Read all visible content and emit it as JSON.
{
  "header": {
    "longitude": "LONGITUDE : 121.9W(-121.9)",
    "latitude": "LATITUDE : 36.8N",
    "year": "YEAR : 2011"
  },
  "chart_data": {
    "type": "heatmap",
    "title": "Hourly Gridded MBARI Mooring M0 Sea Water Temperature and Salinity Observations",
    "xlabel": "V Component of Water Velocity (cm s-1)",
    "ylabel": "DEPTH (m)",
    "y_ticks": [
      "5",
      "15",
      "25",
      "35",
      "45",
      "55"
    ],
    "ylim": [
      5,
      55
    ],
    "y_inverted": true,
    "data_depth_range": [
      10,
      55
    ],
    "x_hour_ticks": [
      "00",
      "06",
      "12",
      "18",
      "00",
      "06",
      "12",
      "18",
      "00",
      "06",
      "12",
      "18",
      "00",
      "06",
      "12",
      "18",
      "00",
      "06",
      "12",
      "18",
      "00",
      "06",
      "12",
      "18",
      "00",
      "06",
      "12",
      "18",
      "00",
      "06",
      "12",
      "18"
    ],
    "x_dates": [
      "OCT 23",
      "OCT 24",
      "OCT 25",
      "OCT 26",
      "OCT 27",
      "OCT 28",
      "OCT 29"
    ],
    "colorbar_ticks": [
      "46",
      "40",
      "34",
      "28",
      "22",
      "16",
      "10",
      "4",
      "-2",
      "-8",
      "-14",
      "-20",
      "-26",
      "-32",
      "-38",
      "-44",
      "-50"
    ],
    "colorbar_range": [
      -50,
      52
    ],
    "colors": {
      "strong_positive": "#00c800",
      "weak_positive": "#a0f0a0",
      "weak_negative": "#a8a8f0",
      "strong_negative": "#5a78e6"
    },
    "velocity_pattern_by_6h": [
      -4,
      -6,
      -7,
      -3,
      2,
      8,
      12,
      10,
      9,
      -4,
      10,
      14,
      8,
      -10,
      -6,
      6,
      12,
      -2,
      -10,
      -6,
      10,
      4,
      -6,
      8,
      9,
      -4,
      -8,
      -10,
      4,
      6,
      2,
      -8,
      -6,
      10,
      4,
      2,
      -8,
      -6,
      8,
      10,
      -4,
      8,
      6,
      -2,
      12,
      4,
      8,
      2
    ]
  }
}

EXERCISE OBJECTIVE: Each line that contains the string "Water" counts once; say how many there are and nothing else.

IN RESPONSE: 2